Aim: What is needed here is an exact copy of every entry.

Collected data:
· · ·

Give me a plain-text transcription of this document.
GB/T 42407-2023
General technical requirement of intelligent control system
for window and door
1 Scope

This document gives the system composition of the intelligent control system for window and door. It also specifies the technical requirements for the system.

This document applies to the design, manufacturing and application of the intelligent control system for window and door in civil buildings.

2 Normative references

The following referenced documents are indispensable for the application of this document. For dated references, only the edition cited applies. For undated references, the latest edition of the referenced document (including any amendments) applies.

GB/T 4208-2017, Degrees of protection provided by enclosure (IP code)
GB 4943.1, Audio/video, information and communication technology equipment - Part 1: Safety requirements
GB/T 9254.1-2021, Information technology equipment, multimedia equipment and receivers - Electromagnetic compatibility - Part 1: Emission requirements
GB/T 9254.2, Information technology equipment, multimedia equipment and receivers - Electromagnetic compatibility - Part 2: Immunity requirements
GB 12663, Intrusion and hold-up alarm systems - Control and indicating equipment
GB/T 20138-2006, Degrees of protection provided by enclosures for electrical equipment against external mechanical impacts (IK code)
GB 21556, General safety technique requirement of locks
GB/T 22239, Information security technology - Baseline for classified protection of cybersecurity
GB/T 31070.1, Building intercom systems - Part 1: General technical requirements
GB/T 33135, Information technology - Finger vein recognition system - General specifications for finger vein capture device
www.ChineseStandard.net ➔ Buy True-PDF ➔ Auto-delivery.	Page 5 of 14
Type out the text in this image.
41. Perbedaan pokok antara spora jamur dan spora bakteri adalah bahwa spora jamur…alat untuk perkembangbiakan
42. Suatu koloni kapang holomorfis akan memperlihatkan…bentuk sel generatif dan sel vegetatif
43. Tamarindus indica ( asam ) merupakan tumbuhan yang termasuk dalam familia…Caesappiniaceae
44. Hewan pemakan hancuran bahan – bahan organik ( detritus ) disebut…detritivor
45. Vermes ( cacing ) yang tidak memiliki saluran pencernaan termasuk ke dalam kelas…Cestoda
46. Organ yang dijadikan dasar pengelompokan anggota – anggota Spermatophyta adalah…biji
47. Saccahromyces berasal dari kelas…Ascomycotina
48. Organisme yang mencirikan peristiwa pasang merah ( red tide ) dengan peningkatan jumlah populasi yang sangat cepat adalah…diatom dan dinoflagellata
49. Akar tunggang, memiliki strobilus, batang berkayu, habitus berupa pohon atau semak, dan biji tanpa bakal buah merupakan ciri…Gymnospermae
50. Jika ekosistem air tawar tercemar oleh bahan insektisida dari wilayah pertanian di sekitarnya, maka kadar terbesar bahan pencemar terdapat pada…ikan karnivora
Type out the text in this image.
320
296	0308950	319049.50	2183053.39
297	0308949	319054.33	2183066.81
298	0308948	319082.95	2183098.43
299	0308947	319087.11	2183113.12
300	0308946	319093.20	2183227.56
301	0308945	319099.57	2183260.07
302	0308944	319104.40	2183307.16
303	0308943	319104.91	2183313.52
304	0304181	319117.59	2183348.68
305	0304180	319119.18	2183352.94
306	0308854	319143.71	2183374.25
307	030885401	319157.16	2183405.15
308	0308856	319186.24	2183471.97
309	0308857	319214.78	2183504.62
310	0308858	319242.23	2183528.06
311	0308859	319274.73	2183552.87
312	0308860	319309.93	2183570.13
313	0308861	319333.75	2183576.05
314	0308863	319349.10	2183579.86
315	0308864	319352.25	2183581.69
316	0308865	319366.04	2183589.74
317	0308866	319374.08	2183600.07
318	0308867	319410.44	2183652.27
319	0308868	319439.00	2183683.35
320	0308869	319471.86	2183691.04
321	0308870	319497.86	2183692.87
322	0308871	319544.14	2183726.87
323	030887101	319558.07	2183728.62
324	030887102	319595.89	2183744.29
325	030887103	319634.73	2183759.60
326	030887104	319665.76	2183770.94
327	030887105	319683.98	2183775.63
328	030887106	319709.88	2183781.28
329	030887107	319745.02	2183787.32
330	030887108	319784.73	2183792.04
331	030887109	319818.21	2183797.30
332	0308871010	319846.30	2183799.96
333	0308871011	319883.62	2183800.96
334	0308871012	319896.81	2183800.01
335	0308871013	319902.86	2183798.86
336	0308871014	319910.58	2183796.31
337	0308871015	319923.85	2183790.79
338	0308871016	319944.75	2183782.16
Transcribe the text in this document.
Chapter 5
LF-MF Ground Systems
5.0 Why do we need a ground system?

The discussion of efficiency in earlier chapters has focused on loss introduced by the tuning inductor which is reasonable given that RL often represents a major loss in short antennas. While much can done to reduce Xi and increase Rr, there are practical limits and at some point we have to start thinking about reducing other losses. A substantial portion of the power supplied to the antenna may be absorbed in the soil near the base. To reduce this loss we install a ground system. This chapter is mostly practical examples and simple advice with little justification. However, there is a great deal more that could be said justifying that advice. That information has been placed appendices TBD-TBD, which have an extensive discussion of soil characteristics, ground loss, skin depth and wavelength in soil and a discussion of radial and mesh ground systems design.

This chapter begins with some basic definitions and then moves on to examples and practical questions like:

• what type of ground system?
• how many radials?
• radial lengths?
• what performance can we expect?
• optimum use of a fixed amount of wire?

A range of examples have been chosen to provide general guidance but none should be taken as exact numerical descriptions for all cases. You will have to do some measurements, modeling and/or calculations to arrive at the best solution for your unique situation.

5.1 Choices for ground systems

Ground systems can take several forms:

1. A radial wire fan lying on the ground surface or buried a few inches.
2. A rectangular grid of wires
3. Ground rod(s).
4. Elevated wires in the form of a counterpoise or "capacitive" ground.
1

· · ·

Output of the exercise:
Give me a plain-text transcription of this document.
GB/T 42407-2023
General technical requirement of intelligent control system
for window and door
1 Scope

This document gives the system composition of the intelligent control system for window and door. It also specifies the technical requirements for the system.

This document applies to the design, manufacturing and application of the intelligent control system for window and door in civil buildings.

2 Normative references

The following referenced documents are indispensable for the application of this document. For dated references, only the edition cited applies. For undated references, the latest edition of the referenced document (including any amendments) applies.

GB/T 4208-2017, Degrees of protection provided by enclosure (IP code)
GB 4943.1, Audio/video, information and communication technology equipment - Part 1: Safety requirements
GB/T 9254.1-2021, Information technology equipment, multimedia equipment and receivers - Electromagnetic compatibility - Part 1: Emission requirements
GB/T 9254.2, Information technology equipment, multimedia equipment and receivers - Electromagnetic compatibility - Part 2: Immunity requirements
GB 12663, Intrusion and hold-up alarm systems - Control and indicating equipment
GB/T 20138-2006, Degrees of protection provided by enclosures for electrical equipment against external mechanical impacts (IK code)
GB 21556, General safety technique requirement of locks
GB/T 22239, Information security technology - Baseline for classified protection of cybersecurity
GB/T 31070.1, Building intercom systems - Part 1: General technical requirements
GB/T 33135, Information technology - Finger vein recognition system - General specifications for finger vein capture device
www.ChineseStandard.net ➔ Buy True-PDF ➔ Auto-delivery.	Page 5 of 14
Type out the text in this image.
41. Perbedaan pokok antara spora jamur dan spora bakteri adalah bahwa spora jamur…alat untuk perkembangbiakan
42. Suatu koloni kapang holomorfis akan memperlihatkan…bentuk sel generatif dan sel vegetatif
43. Tamarindus indica ( asam ) merupakan tumbuhan yang termasuk dalam familia…Caesappiniaceae
44. Hewan pemakan hancuran bahan – bahan organik ( detritus ) disebut…detritivor
45. Vermes ( cacing ) yang tidak memiliki saluran pencernaan termasuk ke dalam kelas…Cestoda
46. Organ yang dijadikan dasar pengelompokan anggota – anggota Spermatophyta adalah…biji
47. Saccahromyces berasal dari kelas…Ascomycotina
48. Organisme yang mencirikan peristiwa pasang merah ( red tide ) dengan peningkatan jumlah populasi yang sangat cepat adalah…diatom dan dinoflagellata
49. Akar tunggang, memiliki strobilus, batang berkayu, habitus berupa pohon atau semak, dan biji tanpa bakal buah merupakan ciri…Gymnospermae
50. Jika ekosistem air tawar tercemar oleh bahan insektisida dari wilayah pertanian di sekitarnya, maka kadar terbesar bahan pencemar terdapat pada…ikan karnivora
Type out the text in this image.
320
296	0308950	319049.50	2183053.39
297	0308949	319054.33	2183066.81
298	0308948	319082.95	2183098.43
299	0308947	319087.11	2183113.12
300	0308946	319093.20	2183227.56
301	0308945	319099.57	2183260.07
302	0308944	319104.40	2183307.16
303	0308943	319104.91	2183313.52
304	0304181	319117.59	2183348.68
305	0304180	319119.18	2183352.94
306	0308854	319143.71	2183374.25
307	030885401	319157.16	2183405.15
308	0308856	319186.24	2183471.97
309	0308857	319214.78	2183504.62
310	0308858	319242.23	2183528.06
311	0308859	319274.73	2183552.87
312	0308860	319309.93	2183570.13
313	0308861	319333.75	2183576.05
314	0308863	319349.10	2183579.86
315	0308864	319352.25	2183581.69
316	0308865	319366.04	2183589.74
317	0308866	319374.08	2183600.07
318	0308867	319410.44	2183652.27
319	0308868	319439.00	2183683.35
320	0308869	319471.86	2183691.04
321	0308870	319497.86	2183692.87
322	0308871	319544.14	2183726.87
323	030887101	319558.07	2183728.62
324	030887102	319595.89	2183744.29
325	030887103	319634.73	2183759.60
326	030887104	319665.76	2183770.94
327	030887105	319683.98	2183775.63
328	030887106	319709.88	2183781.28
329	030887107	319745.02	2183787.32
330	030887108	319784.73	2183792.04
331	030887109	319818.21	2183797.30
332	0308871010	319846.30	2183799.96
333	0308871011	319883.62	2183800.96
334	0308871012	319896.81	2183800.01
335	0308871013	319902.86	2183798.86
336	0308871014	319910.58	2183796.31
337	0308871015	319923.85	2183790.79
338	0308871016	319944.75	2183782.16
Transcribe the text in this document.
Chapter 5
LF-MF Ground Systems
5.0 Why do we need a ground system?

The discussion of efficiency in earlier chapters has focused on loss introduced by the tuning inductor which is reasonable given that RL often represents a major loss in short antennas. While much can done to reduce Xi and increase Rr, there are practical limits and at some point we have to start thinking about reducing other losses. A substantial portion of the power supplied to the antenna may be absorbed in the soil near the base. To reduce this loss we install a ground system. This chapter is mostly practical examples and simple advice with little justification. However, there is a great deal more that could be said justifying that advice. That information has been placed appendices TBD-TBD, which have an extensive discussion of soil characteristics, ground loss, skin depth and wavelength in soil and a discussion of radial and mesh ground systems design.

This chapter begins with some basic definitions and then moves on to examples and practical questions like:

• what type of ground system?
• how many radials?
• radial lengths?
• what performance can we expect?
• optimum use of a fixed amount of wire?

A range of examples have been chosen to provide general guidance but none should be taken as exact numerical descriptions for all cases. You will have to do some measurements, modeling and/or calculations to arrive at the best solution for your unique situation.

5.1 Choices for ground systems

Ground systems can take several forms:

1. A radial wire fan lying on the ground surface or buried a few inches.
2. A rectangular grid of wires
3. Ground rod(s).
4. Elevated wires in the form of a counterpoise or "capacitive" ground.
1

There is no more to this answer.